►
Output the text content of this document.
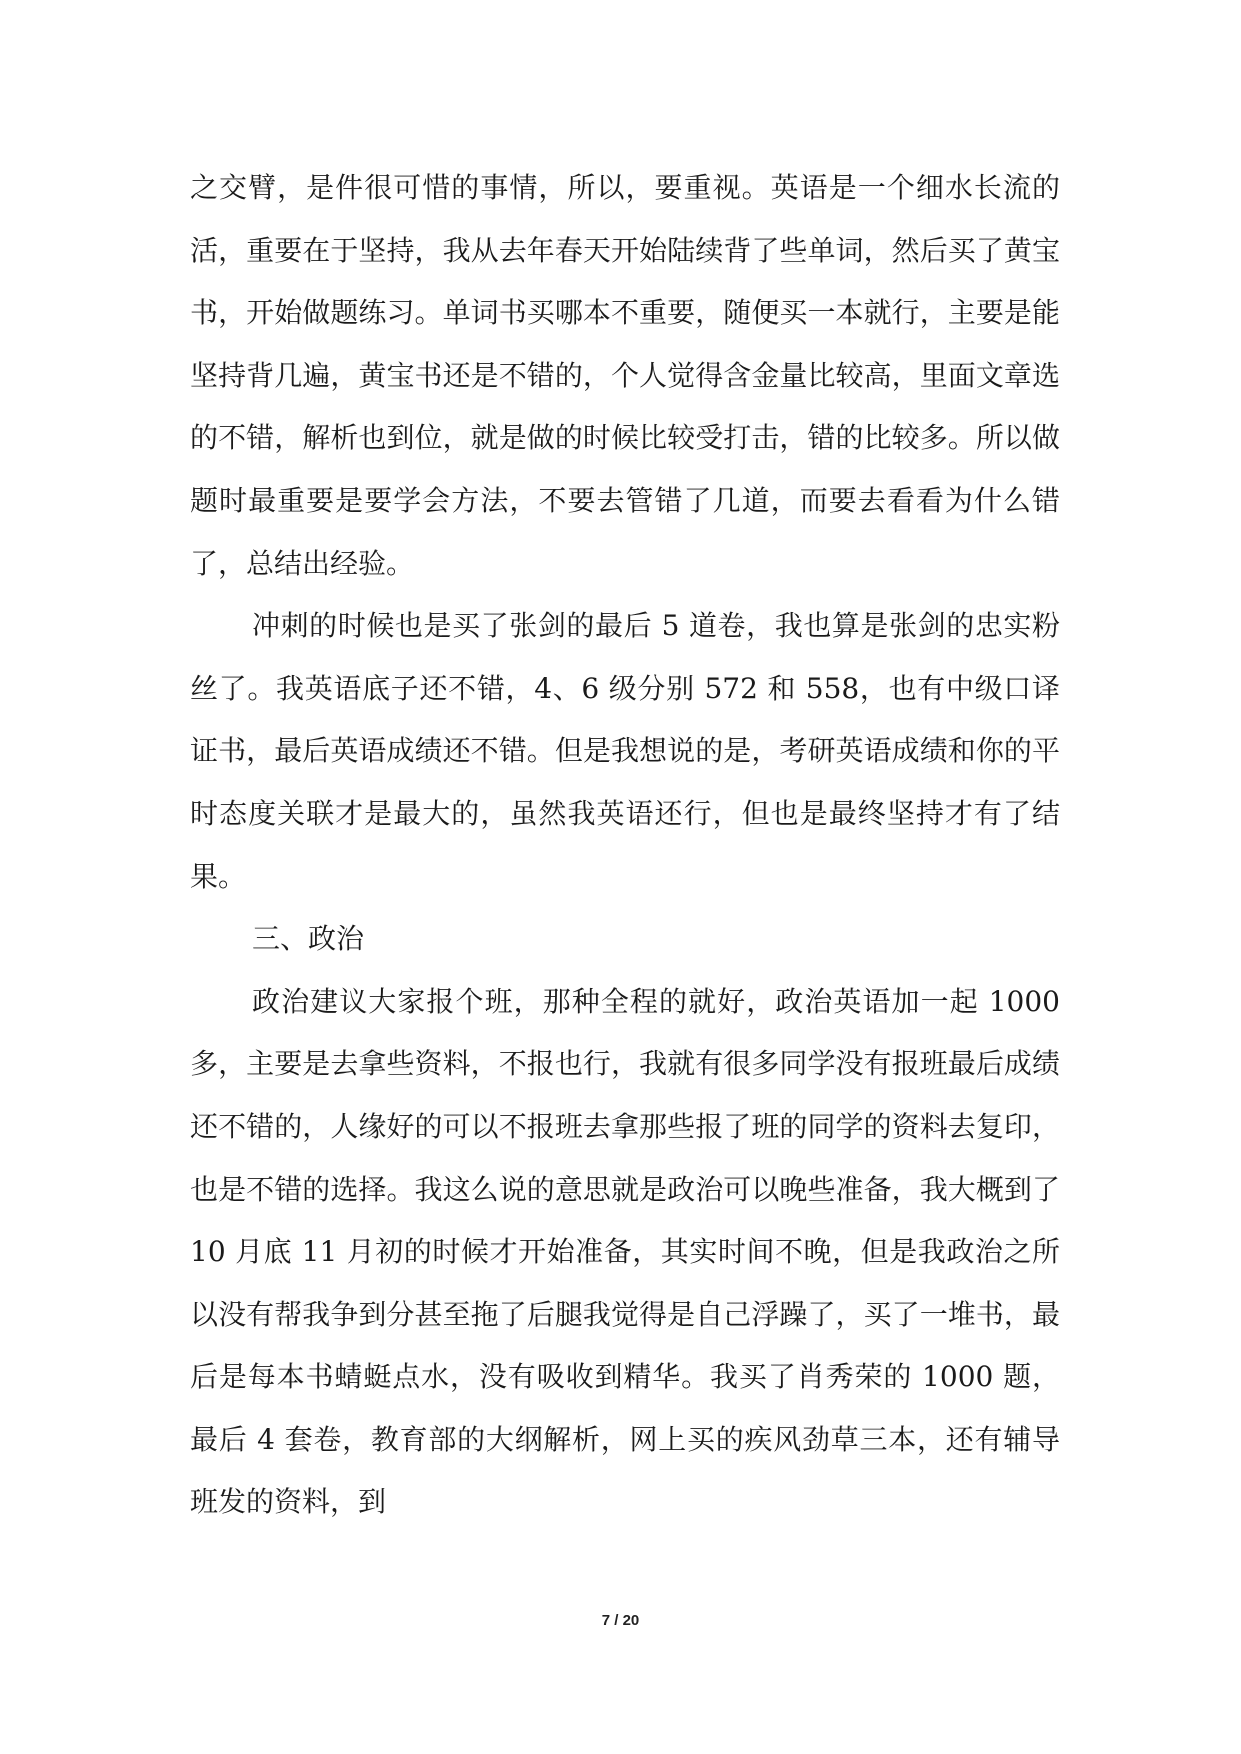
之交臂，是件很可惜的事情，所以，要重视。英语是一个细水长流的活，重要在于坚持，我从去年春天开始陆续背了些单词，然后买了黄宝书，开始做题练习。单词书买哪本不重要，随便买一本就行，主要是能坚持背几遍，黄宝书还是不错的，个人觉得含金量比较高，里面文章选的不错，解析也到位，就是做的时候比较受打击，错的比较多。所以做题时最重要是要学会方法，不要去管错了几道，而要去看看为什么错了，总结出经验。

冲刺的时候也是买了张剑的最后 5 道卷，我也算是张剑的忠实粉丝了。我英语底子还不错，4、6 级分别 572 和 558，也有中级口译证书，最后英语成绩还不错。但是我想说的是，考研英语成绩和你的平时态度关联才是最大的，虽然我英语还行，但也是最终坚持才有了结果。

三、政治

政治建议大家报个班，那种全程的就好，政治英语加一起 1000 多，主要是去拿些资料，不报也行，我就有很多同学没有报班最后成绩还不错的，人缘好的可以不报班去拿那些报了班的同学的资料去复印，也是不错的选择。我这么说的意思就是政治可以晚些准备，我大概到了 10 月底 11 月初的时候才开始准备，其实时间不晚，但是我政治之所以没有帮我争到分甚至拖了后腿我觉得是自己浮躁了，买了一堆书，最后是每本书蜻蜓点水，没有吸收到精华。我买了肖秀荣的 1000 题，最后 4 套卷，教育部的大纲解析，网上买的疾风劲草三本，还有辅导班发的资料，到

7 / 20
◄
▶ Short exercise:
Write out all the records again, exactly, minus any pictures.

▶ Response for this exercise:
Output the text content of this document.
之交臂，是件很可惜的事情，所以，要重视。英语是一个细水长流的活，重要在于坚持，我从去年春天开始陆续背了些单词，然后买了黄宝书，开始做题练习。单词书买哪本不重要，随便买一本就行，主要是能坚持背几遍，黄宝书还是不错的，个人觉得含金量比较高，里面文章选的不错，解析也到位，就是做的时候比较受打击，错的比较多。所以做题时最重要是要学会方法，不要去管错了几道，而要去看看为什么错了，总结出经验。

冲刺的时候也是买了张剑的最后 5 道卷，我也算是张剑的忠实粉丝了。我英语底子还不错，4、6 级分别 572 和 558，也有中级口译证书，最后英语成绩还不错。但是我想说的是，考研英语成绩和你的平时态度关联才是最大的，虽然我英语还行，但也是最终坚持才有了结果。

三、政治

政治建议大家报个班，那种全程的就好，政治英语加一起 1000 多，主要是去拿些资料，不报也行，我就有很多同学没有报班最后成绩还不错的，人缘好的可以不报班去拿那些报了班的同学的资料去复印，也是不错的选择。我这么说的意思就是政治可以晚些准备，我大概到了 10 月底 11 月初的时候才开始准备，其实时间不晚，但是我政治之所以没有帮我争到分甚至拖了后腿我觉得是自己浮躁了，买了一堆书，最后是每本书蜻蜓点水，没有吸收到精华。我买了肖秀荣的 1000 题，最后 4 套卷，教育部的大纲解析，网上买的疾风劲草三本，还有辅导班发的资料，到

7 / 20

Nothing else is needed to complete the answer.